### Written task
Could you reproduce all the records below with every "candle-body" swapped for "candle", keeping everything else unchanged and leaving the pictures out?

━━━ Supplied material

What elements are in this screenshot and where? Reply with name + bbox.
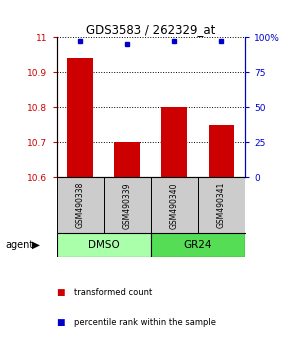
Text: ■: ■ [57,318,65,327]
Bar [57,233,151,257]
Bar [57,177,104,233]
Bar [151,233,245,257]
Text: ▶: ▶ [32,240,40,250]
Bar [162,107,187,177]
Title: GDS3583 / 262329_at: GDS3583 / 262329_at [86,23,215,36]
Text: percentile rank within the sample: percentile rank within the sample [74,318,216,327]
Text: transformed count: transformed count [74,287,152,297]
Bar [104,177,151,233]
Text: GSM490338: GSM490338 [76,182,85,228]
Text: DMSO: DMSO [88,240,119,250]
Text: GSM490339: GSM490339 [123,182,132,229]
Text: GSM490341: GSM490341 [217,182,226,228]
Text: ■: ■ [57,287,65,297]
Text: agent: agent [6,240,34,250]
Bar [114,142,140,177]
Bar [151,177,198,233]
Text: GR24: GR24 [184,240,212,250]
Bar [67,58,93,177]
Bar [209,125,234,177]
Bar [198,177,245,233]
Text: GSM490340: GSM490340 [170,182,179,229]
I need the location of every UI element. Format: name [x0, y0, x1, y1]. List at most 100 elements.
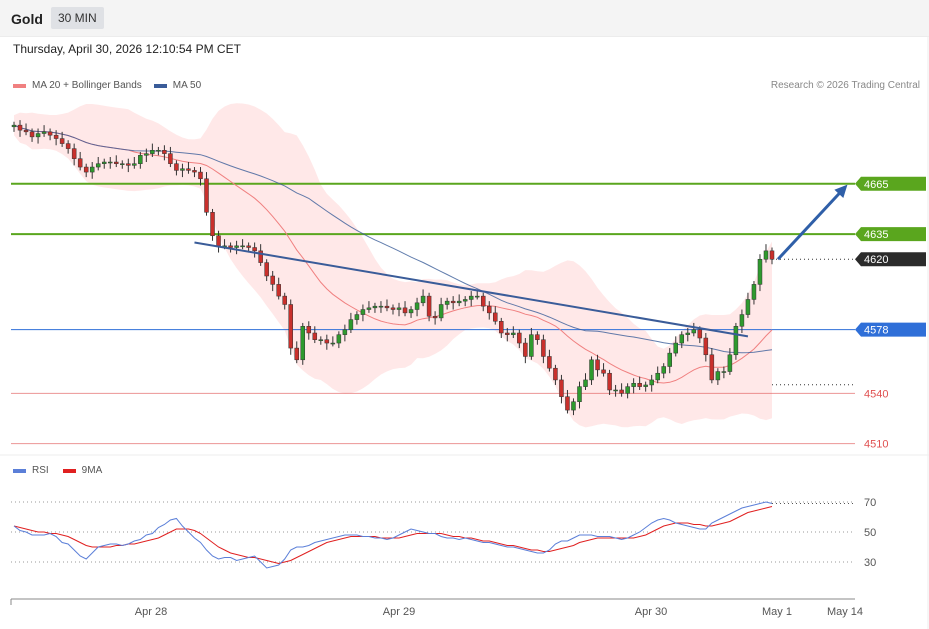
candle-body [505, 332, 510, 335]
legend-rsi: RSI [13, 465, 49, 476]
candle-body [53, 134, 59, 139]
candle-body [330, 342, 336, 345]
candle-body [529, 334, 534, 357]
candle-body [180, 168, 185, 171]
candle-body [595, 359, 600, 371]
candle-body [703, 337, 709, 356]
resistance-tag-4665 [855, 176, 926, 191]
candle-body [517, 332, 522, 344]
candle-body [493, 312, 498, 322]
candle-body [83, 166, 89, 173]
candle-body [613, 389, 618, 392]
candle-body [348, 319, 354, 330]
instrument-title: Gold [11, 11, 43, 27]
candle-body [438, 304, 444, 319]
candle-body [318, 339, 324, 341]
timeframe-selector[interactable]: 30 MIN [51, 7, 104, 29]
candle-body [65, 143, 71, 149]
candle-body [174, 163, 179, 171]
legend-ma50-label: MA 50 [172, 80, 202, 91]
candle-body [444, 300, 450, 305]
candle-body [17, 124, 23, 131]
candle-body [294, 347, 299, 361]
candle-body [288, 304, 293, 349]
candle-body [354, 314, 360, 320]
candle-body [553, 367, 558, 381]
candle-body [709, 354, 715, 381]
candle-body [655, 372, 660, 381]
candle-body [132, 163, 137, 166]
candle-body [769, 250, 775, 260]
candle-body [47, 131, 53, 136]
candle-body [643, 384, 648, 387]
rsi-swatch [13, 468, 26, 473]
candle-body [661, 366, 666, 374]
candle-body [366, 307, 372, 310]
candle-body [162, 150, 167, 154]
ma20-swatch [13, 83, 26, 88]
candle-body [462, 299, 468, 302]
support-label-4510: 4510 [864, 439, 888, 451]
candle-body [739, 314, 745, 327]
candle-body [114, 161, 119, 164]
candle-body [150, 150, 155, 154]
candle-body [300, 326, 306, 361]
candle-body [216, 235, 221, 247]
candle-body [89, 166, 95, 173]
candle-body [450, 300, 456, 304]
candle-body [77, 158, 83, 168]
candle-body [715, 371, 721, 381]
candle-body [156, 150, 161, 152]
candle-body [138, 155, 143, 164]
candles-group [11, 120, 775, 416]
last-price-label: 4620 [864, 254, 888, 266]
candle-body [637, 383, 642, 387]
x-tick-label: Apr 28 [135, 606, 167, 618]
x-tick-label: May 1 [762, 606, 792, 618]
candle-body [312, 332, 318, 340]
support-label-4540: 4540 [864, 388, 888, 400]
candle-body [679, 334, 685, 344]
candle-body [264, 262, 269, 277]
rsi-tick-30: 30 [864, 557, 876, 569]
candle-body [697, 329, 703, 339]
x-tick-label: Apr 29 [383, 606, 415, 618]
candle-body [95, 163, 101, 168]
candle-body [625, 386, 630, 394]
header-bar: Gold 30 MIN [0, 0, 929, 37]
candle-body [378, 305, 384, 308]
candle-body [29, 131, 35, 138]
candle-body [547, 356, 552, 369]
candle-body [583, 379, 588, 387]
candle-body [342, 329, 348, 335]
legend-9ma: 9MA [62, 465, 102, 476]
candle-body [667, 352, 672, 367]
candle-body [559, 379, 564, 397]
trend-line [194, 241, 749, 338]
candle-body [601, 369, 606, 374]
candle-body [565, 396, 570, 411]
candle-body [228, 245, 233, 248]
candle-body [35, 133, 41, 138]
candle-body [541, 339, 546, 357]
candle-body [372, 305, 378, 309]
candle-body [204, 178, 209, 213]
candle-body [59, 138, 65, 144]
candle-body [673, 342, 678, 354]
candle-body [426, 295, 432, 317]
candle-body [607, 372, 612, 391]
forecast-arrow-head [834, 184, 848, 199]
resistance-label-4635: 4635 [864, 229, 888, 241]
candle-body [120, 163, 125, 165]
candle-body [198, 171, 203, 180]
candle-body [396, 307, 402, 310]
candle-body [499, 321, 504, 334]
candle-body [126, 163, 131, 166]
candle-body [210, 212, 215, 237]
resistance-label-4665: 4665 [864, 179, 888, 191]
candle-body [577, 386, 582, 402]
candle-body [258, 250, 263, 263]
candle-body [282, 295, 287, 305]
candle-body [384, 305, 390, 309]
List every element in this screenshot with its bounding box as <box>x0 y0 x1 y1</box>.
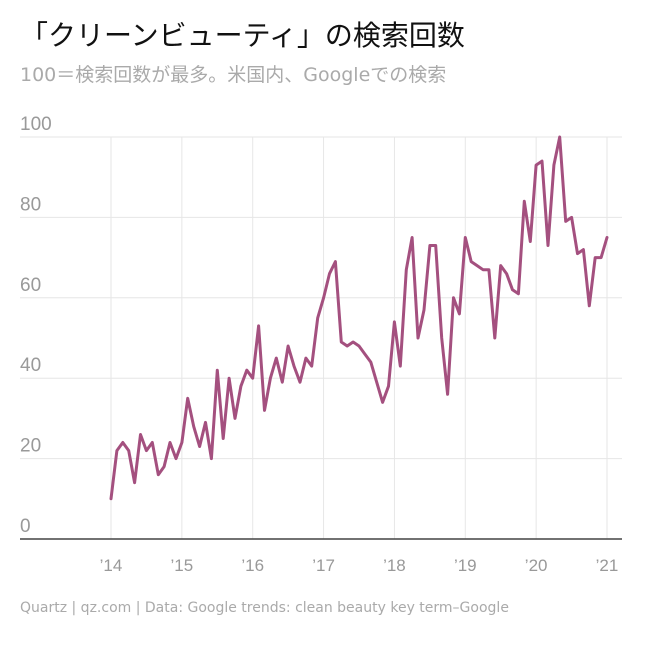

━━━━━━

### Answer to this problem
What elements are in this screenshot and where? Reply with name + bbox.
Text: ■: ■ [57,318,65,327]
Bar [57,233,151,257]
Bar [57,177,104,233]
Bar [151,233,245,257]
Text: ▶: ▶ [32,240,40,250]
Bar [162,107,187,177]
Title: GDS3583 / 262329_at: GDS3583 / 262329_at [86,23,215,36]
Text: percentile rank within the sample: percentile rank within the sample [74,318,216,327]
Text: transformed count: transformed count [74,287,152,297]
Bar [104,177,151,233]
Text: GSM490338: GSM490338 [76,182,85,228]
Text: DMSO: DMSO [88,240,119,250]
Text: GSM490339: GSM490339 [123,182,132,229]
Text: GSM490341: GSM490341 [217,182,226,228]
Text: ■: ■ [57,287,65,297]
Text: agent: agent [6,240,34,250]
Bar [114,142,140,177]
Bar [151,177,198,233]
Text: GR24: GR24 [184,240,212,250]
Bar [67,58,93,177]
Bar [209,125,234,177]
Bar [198,177,245,233]
Text: GSM490340: GSM490340 [170,182,179,229]
I need the location of every UI element. Format: name [x0, y0, x1, y1]. List at most 100 elements.
candle [505, 332, 510, 335]
legend-rsi: RSI [13, 465, 49, 476]
candle [53, 134, 59, 139]
candle [330, 342, 336, 345]
candle [529, 334, 534, 357]
candle [180, 168, 185, 171]
candle [595, 359, 600, 371]
candle [703, 337, 709, 356]
resistance-tag-4665 [855, 176, 926, 191]
candle [517, 332, 522, 344]
candle [493, 312, 498, 322]
candle [83, 166, 89, 173]
candle [613, 389, 618, 392]
candle [348, 319, 354, 330]
instrument-title: Gold [11, 11, 43, 27]
candle [438, 304, 444, 319]
candle [318, 339, 324, 341]
timeframe-selector[interactable]: 30 MIN [51, 7, 104, 29]
candle [65, 143, 71, 149]
candle [174, 163, 179, 171]
legend-ma50-label: MA 50 [172, 80, 202, 91]
candle [444, 300, 450, 305]
candle [17, 124, 23, 131]
candle [294, 347, 299, 361]
candle [288, 304, 293, 349]
candle [354, 314, 360, 320]
candle [553, 367, 558, 381]
candle [709, 354, 715, 381]
candle [655, 372, 660, 381]
candle [132, 163, 137, 166]
candle [769, 250, 775, 260]
candle [47, 131, 53, 136]
candle [643, 384, 648, 387]
rsi-swatch [13, 468, 26, 473]
candle [661, 366, 666, 374]
candle [366, 307, 372, 310]
candle [162, 150, 167, 154]
ma20-swatch [13, 83, 26, 88]
candle [462, 299, 468, 302]
support-label-4510: 4510 [864, 439, 888, 451]
candle [739, 314, 745, 327]
candle [114, 161, 119, 164]
candle [150, 150, 155, 154]
candle [300, 326, 306, 361]
candle [216, 235, 221, 247]
candle [89, 166, 95, 173]
candle [450, 300, 456, 304]
candle [77, 158, 83, 168]
candle [715, 371, 721, 381]
candle [156, 150, 161, 152]
candle [138, 155, 143, 164]
candles-group [11, 120, 775, 416]
last-price-label: 4620 [864, 254, 888, 266]
candle [637, 383, 642, 387]
x-tick-label: Apr 28 [135, 606, 167, 618]
x-tick-label: May 1 [762, 606, 792, 618]
candle [312, 332, 318, 340]
support-label-4540: 4540 [864, 388, 888, 400]
candle [679, 334, 685, 344]
candle [264, 262, 269, 277]
rsi-tick-30: 30 [864, 557, 876, 569]
candle [697, 329, 703, 339]
x-tick-label: Apr 29 [383, 606, 415, 618]
candle [95, 163, 101, 168]
candle [625, 386, 630, 394]
header-bar: Gold 30 MIN [0, 0, 929, 37]
candle [378, 305, 384, 308]
candle [29, 131, 35, 138]
candle [547, 356, 552, 369]
candle [583, 379, 588, 387]
candle [342, 329, 348, 335]
legend-9ma: 9MA [62, 465, 102, 476]
candle [667, 352, 672, 367]
candle [559, 379, 564, 397]
trend-line [194, 241, 749, 338]
candle [601, 369, 606, 374]
candle [565, 396, 570, 411]
candle [228, 245, 233, 248]
candle [35, 133, 41, 138]
candle [541, 339, 546, 357]
candle [372, 305, 378, 309]
candle [204, 178, 209, 213]
candle [59, 138, 65, 144]
candle [673, 342, 678, 354]
candle [426, 295, 432, 317]
candle [607, 372, 612, 391]
forecast-arrow-head [834, 184, 848, 199]
resistance-label-4635: 4635 [864, 229, 888, 241]
candle [120, 163, 125, 165]
candle [198, 171, 203, 180]
candle [396, 307, 402, 310]
candle [499, 321, 504, 334]
candle [126, 163, 131, 166]
candle [210, 212, 215, 237]
resistance-label-4665: 4665 [864, 179, 888, 191]
candle [577, 386, 582, 402]
candle [258, 250, 263, 263]
candle [282, 295, 287, 305]
candle [384, 305, 390, 309]
List every element in this screenshot with its bounding box as <box>x0 y0 x1 y1</box>.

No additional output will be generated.